Task requirements:
Reproduce all the lines exactly as they stand, apart from the pictures.
━━━━━ Data for processing ━━━━━
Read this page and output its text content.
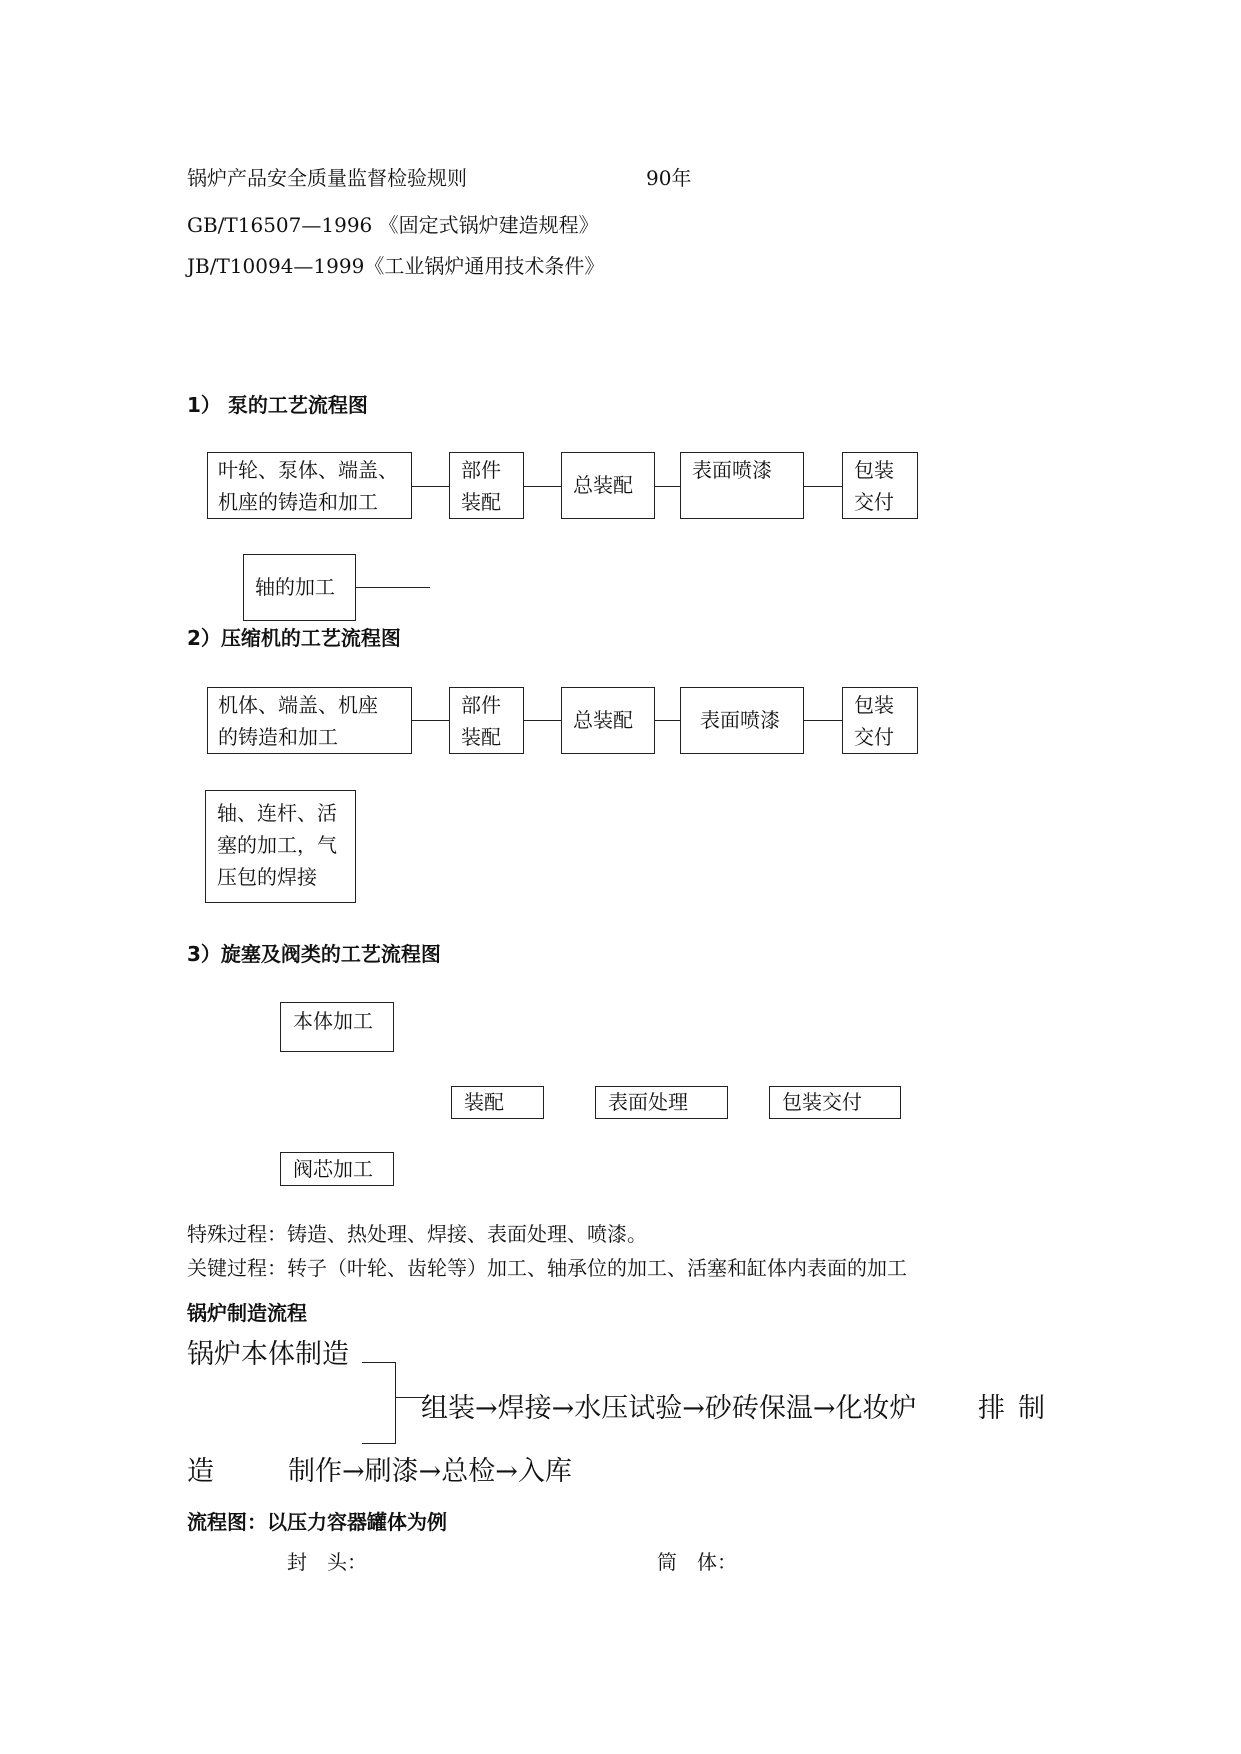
锅炉产品安全质量监督检验规则	90年
GB/T16507—1996 《固定式锅炉建造规程》
JB/T10094—1999《工业锅炉通用技术条件》
1） 泵的工艺流程图
叶轮、泵体、端盖、
机座的铸造和加工
部件
装配
总装配
表面喷漆	包装
交付
轴的加工
2）压缩机的工艺流程图
机体、端盖、机座
的铸造和加工
部件
装配
总装配	表面喷漆
包装
交付
轴、连杆、活
塞的加工，气
压包的焊接
3）旋塞及阀类的工艺流程图
本体加工
装配	表面处理	包装交付
阀芯加工
特殊过程：铸造、热处理、焊接、表面处理、喷漆。
关键过程：转子（叶轮、齿轮等）加工、轴承位的加工、活塞和缸体内表面的加工
锅炉制造流程
锅炉本体制造
组装→焊接→水压试验→砂砖保温→化妆炉 排 制
造	制作→刷漆→总检→入库
流程图：以压力容器罐体为例
封　头：	筒　体：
━━━━━
Reply to the exercise:
Read this page and output its text content.
锅炉产品安全质量监督检验规则	90年
GB/T16507—1996 《固定式锅炉建造规程》
JB/T10094—1999《工业锅炉通用技术条件》
1） 泵的工艺流程图
叶轮、泵体、端盖、
机座的铸造和加工
部件
装配
总装配
表面喷漆	包装
交付
轴的加工
2）压缩机的工艺流程图
机体、端盖、机座
的铸造和加工
部件
装配
总装配	表面喷漆
包装
交付
轴、连杆、活
塞的加工，气
压包的焊接
3）旋塞及阀类的工艺流程图
本体加工
装配	表面处理	包装交付
阀芯加工
特殊过程：铸造、热处理、焊接、表面处理、喷漆。
关键过程：转子（叶轮、齿轮等）加工、轴承位的加工、活塞和缸体内表面的加工
锅炉制造流程
锅炉本体制造
组装→焊接→水压试验→砂砖保温→化妆炉 排 制
造	制作→刷漆→总检→入库
流程图：以压力容器罐体为例
封　头：	筒　体：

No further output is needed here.